**THE REQUEST**
Look through the material below. Copy every line with the string "Verordnungen" in it.

::::

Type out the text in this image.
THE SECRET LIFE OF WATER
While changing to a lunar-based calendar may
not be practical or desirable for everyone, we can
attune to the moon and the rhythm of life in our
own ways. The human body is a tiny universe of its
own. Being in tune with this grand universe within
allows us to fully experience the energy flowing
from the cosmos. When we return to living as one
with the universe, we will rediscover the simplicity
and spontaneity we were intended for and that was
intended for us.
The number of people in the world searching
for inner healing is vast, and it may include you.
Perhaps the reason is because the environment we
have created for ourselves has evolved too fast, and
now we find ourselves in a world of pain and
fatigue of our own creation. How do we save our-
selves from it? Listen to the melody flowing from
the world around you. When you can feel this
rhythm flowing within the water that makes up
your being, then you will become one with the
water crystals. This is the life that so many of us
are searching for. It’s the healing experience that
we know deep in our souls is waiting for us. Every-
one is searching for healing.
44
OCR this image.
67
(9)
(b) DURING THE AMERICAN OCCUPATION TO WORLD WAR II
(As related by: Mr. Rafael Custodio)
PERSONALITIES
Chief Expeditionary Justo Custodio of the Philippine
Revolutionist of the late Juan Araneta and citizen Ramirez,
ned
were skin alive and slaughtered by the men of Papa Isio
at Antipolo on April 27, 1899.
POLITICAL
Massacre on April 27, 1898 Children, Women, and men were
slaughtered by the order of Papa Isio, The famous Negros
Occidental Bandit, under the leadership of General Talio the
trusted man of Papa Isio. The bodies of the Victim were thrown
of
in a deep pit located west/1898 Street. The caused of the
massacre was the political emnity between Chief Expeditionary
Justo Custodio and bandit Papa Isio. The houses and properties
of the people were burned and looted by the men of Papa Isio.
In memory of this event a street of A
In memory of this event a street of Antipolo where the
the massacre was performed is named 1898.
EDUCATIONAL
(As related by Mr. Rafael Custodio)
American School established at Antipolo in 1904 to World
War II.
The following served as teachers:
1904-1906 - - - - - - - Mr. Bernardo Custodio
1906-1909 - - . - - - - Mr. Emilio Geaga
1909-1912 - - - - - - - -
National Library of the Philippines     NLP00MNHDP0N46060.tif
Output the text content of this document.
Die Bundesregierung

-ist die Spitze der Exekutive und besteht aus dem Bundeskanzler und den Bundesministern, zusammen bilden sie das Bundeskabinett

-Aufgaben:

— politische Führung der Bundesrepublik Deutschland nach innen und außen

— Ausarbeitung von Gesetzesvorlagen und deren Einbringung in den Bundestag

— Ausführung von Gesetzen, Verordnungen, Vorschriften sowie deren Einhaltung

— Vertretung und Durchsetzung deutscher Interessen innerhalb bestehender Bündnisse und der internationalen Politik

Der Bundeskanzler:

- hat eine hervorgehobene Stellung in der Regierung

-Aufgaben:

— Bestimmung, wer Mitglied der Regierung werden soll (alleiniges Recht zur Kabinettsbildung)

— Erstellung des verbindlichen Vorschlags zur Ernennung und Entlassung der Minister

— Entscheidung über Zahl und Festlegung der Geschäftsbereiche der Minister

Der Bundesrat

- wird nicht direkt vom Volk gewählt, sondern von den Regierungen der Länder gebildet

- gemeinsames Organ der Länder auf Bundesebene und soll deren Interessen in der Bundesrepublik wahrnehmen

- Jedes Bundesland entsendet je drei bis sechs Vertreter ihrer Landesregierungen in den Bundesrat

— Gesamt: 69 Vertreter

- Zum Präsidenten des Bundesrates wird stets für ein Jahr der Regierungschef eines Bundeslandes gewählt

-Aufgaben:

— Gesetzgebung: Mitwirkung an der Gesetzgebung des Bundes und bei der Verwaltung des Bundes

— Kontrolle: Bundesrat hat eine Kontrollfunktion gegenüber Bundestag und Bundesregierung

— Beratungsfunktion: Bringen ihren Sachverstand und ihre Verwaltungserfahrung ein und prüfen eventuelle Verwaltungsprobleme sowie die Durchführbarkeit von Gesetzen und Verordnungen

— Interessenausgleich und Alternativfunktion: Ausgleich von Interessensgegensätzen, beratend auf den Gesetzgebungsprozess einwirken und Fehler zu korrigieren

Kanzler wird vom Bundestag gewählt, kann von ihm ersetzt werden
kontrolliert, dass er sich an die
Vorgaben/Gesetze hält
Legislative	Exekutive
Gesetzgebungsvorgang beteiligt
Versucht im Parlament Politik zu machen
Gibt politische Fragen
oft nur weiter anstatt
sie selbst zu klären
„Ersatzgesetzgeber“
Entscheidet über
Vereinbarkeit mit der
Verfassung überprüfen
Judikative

::::

**WRITTEN ANSWER**
— Ausführung von Gesetzen, Verordnungen, Vorschriften sowie deren Einhaltung
— Beratungsfunktion: Bringen ihren Sachverstand und ihre Verwaltungserfahrung ein und prüfen eventuelle Verwaltungsprobleme sowie die Durchführbarkeit von Gesetzen und Verordnungen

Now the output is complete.